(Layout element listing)
--- START ---

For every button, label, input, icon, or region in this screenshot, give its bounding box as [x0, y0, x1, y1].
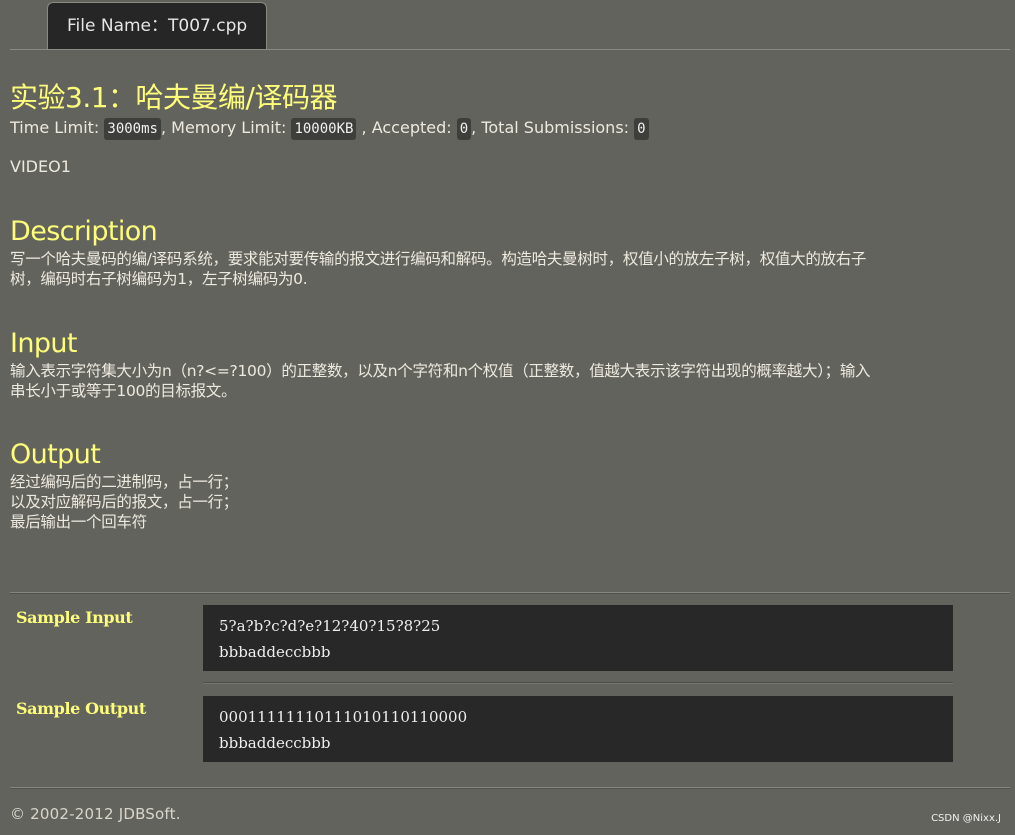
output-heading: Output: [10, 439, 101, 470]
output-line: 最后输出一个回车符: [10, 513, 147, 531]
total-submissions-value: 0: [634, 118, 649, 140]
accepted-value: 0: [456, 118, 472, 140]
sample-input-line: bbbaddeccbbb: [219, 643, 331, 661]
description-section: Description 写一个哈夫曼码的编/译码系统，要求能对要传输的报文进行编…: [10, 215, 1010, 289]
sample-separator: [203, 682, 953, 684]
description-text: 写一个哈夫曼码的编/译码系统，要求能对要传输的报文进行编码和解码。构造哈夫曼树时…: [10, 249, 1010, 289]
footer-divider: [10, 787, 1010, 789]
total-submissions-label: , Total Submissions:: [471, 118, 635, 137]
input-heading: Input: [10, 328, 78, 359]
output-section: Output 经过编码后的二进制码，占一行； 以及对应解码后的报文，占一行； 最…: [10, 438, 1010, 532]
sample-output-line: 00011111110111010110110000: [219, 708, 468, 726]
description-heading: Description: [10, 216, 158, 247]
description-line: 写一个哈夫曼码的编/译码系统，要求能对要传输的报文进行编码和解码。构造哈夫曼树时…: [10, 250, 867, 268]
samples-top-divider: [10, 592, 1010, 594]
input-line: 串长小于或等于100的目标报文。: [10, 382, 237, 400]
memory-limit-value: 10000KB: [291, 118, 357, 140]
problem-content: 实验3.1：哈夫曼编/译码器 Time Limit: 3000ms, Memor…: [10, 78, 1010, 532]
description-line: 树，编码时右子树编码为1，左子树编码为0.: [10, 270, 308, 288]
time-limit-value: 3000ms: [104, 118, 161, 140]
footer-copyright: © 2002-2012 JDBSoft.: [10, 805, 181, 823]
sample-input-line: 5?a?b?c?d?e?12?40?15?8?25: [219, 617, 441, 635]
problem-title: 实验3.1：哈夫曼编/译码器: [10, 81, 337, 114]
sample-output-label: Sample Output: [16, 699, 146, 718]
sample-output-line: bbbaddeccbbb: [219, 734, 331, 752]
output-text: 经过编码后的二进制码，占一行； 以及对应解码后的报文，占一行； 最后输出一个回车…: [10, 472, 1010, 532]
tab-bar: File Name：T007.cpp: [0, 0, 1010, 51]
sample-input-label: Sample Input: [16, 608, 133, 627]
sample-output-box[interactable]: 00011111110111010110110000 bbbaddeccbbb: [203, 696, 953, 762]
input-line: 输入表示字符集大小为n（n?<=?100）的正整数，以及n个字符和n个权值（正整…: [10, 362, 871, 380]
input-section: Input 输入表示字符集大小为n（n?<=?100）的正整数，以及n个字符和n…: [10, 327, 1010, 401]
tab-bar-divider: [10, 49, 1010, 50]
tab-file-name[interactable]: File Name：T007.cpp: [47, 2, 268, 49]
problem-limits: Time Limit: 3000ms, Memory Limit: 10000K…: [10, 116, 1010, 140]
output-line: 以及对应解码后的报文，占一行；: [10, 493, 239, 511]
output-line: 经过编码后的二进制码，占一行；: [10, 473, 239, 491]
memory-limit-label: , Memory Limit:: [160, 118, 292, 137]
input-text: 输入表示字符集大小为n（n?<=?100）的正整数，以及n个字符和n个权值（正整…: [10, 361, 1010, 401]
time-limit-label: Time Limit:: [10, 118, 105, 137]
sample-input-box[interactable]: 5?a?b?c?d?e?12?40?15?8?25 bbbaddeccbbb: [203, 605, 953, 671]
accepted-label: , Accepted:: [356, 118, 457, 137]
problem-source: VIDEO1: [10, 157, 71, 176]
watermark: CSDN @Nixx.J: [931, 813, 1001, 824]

--- END ---
--- START ---

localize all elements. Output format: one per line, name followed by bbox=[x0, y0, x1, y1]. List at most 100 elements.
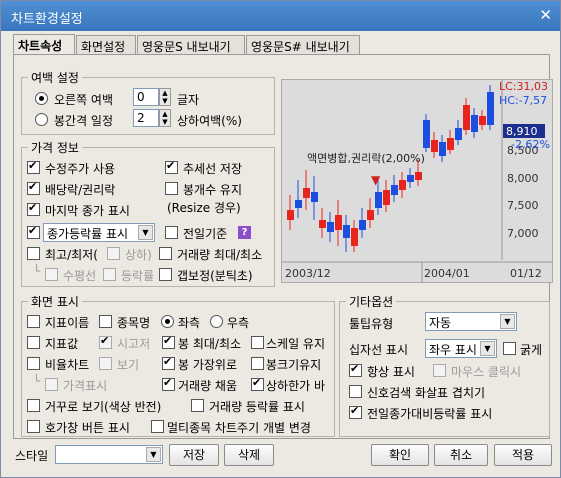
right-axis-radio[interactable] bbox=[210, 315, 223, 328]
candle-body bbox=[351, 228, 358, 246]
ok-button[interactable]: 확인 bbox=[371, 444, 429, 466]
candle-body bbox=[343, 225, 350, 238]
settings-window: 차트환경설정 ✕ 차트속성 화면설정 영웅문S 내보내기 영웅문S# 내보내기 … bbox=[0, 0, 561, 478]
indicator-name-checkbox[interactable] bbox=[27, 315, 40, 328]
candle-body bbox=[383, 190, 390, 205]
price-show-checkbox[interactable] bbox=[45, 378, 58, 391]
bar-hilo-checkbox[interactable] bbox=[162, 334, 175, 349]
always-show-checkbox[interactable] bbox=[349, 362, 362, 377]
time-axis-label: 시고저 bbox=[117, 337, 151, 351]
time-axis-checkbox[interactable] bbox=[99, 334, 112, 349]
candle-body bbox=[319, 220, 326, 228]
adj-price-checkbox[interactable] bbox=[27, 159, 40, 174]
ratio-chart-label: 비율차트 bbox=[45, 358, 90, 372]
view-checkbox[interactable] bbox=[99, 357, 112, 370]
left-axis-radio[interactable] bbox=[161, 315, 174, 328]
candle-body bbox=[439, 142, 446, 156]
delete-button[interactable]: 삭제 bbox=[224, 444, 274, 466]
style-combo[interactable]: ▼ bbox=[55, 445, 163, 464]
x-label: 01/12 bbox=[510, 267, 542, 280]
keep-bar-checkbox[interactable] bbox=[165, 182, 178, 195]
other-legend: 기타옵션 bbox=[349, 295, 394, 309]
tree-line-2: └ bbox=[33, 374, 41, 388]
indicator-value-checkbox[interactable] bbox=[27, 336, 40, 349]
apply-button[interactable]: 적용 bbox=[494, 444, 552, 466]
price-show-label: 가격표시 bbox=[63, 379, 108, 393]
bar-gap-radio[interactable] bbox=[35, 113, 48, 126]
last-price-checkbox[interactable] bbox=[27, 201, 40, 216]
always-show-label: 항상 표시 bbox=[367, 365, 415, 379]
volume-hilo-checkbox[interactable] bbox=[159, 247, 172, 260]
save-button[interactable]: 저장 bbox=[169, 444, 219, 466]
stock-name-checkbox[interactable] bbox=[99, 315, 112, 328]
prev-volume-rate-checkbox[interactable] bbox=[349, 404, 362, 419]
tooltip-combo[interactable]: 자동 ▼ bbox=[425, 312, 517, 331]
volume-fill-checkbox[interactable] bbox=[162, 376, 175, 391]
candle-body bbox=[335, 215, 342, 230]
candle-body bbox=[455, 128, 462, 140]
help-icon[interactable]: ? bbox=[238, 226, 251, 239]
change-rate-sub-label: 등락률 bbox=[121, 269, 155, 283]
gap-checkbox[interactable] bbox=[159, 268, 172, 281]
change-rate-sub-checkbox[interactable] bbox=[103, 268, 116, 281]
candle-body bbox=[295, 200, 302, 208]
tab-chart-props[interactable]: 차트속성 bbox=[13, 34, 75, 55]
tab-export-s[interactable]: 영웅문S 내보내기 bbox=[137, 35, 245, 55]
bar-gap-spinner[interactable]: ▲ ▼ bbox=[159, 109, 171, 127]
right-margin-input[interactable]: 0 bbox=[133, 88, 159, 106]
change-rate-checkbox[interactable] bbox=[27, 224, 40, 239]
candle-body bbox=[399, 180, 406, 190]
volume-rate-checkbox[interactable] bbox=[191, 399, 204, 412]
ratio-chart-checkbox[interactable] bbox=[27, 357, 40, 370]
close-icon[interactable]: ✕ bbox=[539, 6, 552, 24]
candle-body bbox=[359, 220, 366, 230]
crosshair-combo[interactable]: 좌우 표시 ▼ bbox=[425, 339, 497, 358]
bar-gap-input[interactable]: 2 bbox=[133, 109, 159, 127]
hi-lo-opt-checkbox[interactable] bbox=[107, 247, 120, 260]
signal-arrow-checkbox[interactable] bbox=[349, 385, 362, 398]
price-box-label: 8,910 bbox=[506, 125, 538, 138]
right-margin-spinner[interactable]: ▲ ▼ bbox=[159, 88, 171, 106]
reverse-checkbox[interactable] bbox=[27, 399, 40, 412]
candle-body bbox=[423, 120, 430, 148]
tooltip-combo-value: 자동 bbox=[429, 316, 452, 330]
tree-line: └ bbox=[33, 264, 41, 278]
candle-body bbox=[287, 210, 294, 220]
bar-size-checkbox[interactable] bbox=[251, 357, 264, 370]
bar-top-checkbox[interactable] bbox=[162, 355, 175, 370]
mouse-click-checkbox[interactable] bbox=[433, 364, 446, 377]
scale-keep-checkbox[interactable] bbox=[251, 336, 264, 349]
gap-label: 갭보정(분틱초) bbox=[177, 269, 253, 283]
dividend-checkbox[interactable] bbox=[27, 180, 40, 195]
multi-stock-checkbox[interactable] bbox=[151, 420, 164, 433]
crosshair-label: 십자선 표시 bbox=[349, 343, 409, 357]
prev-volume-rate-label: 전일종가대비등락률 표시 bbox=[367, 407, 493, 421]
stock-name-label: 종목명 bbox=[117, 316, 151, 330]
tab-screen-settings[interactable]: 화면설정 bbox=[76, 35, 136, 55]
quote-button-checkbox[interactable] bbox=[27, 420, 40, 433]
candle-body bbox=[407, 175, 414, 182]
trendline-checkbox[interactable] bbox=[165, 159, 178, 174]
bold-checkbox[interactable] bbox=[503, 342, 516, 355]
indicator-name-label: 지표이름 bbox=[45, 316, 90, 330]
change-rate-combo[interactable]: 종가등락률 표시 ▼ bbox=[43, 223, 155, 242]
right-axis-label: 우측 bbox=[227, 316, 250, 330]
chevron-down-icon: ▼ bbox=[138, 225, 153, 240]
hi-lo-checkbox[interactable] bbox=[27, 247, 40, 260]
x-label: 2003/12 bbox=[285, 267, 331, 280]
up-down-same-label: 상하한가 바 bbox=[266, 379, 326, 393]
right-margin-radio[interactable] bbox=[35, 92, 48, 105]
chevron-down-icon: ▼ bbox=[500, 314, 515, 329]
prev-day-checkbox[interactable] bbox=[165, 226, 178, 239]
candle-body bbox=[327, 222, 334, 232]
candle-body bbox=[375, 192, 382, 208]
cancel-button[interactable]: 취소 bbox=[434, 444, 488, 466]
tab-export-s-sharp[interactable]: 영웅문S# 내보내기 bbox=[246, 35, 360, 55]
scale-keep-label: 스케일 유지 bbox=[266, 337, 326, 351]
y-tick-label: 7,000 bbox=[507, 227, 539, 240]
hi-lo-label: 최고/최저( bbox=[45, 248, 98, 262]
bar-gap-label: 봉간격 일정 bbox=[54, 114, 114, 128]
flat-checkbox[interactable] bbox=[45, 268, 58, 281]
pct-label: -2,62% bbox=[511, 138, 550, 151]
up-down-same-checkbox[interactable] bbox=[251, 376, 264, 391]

--- END ---

### Work required
Retype the lines of the listing verbatim, from the line containing "output-heading: Output: [10, 439, 101, 470]" through the line containing "input-heading: Input: [10, 328, 78, 359]".

### Final answer
output-heading: Output: [10, 439, 101, 470]
output-line: 最后输出一个回车符: [10, 513, 147, 531]
total-submissions-value: 0: [634, 118, 649, 140]
accepted-value: 0: [456, 118, 472, 140]
sample-input-line: bbbaddeccbbb: [219, 643, 331, 661]
description-section: Description 写一个哈夫曼码的编/译码系统，要求能对要传输的报文进行编…: [10, 215, 1010, 289]
sample-separator: [203, 682, 953, 684]
description-text: 写一个哈夫曼码的编/译码系统，要求能对要传输的报文进行编码和解码。构造哈夫曼树时…: [10, 249, 1010, 289]
footer-divider: [10, 787, 1010, 789]
total-submissions-label: , Total Submissions:: [471, 118, 635, 137]
input-heading: Input: [10, 328, 78, 359]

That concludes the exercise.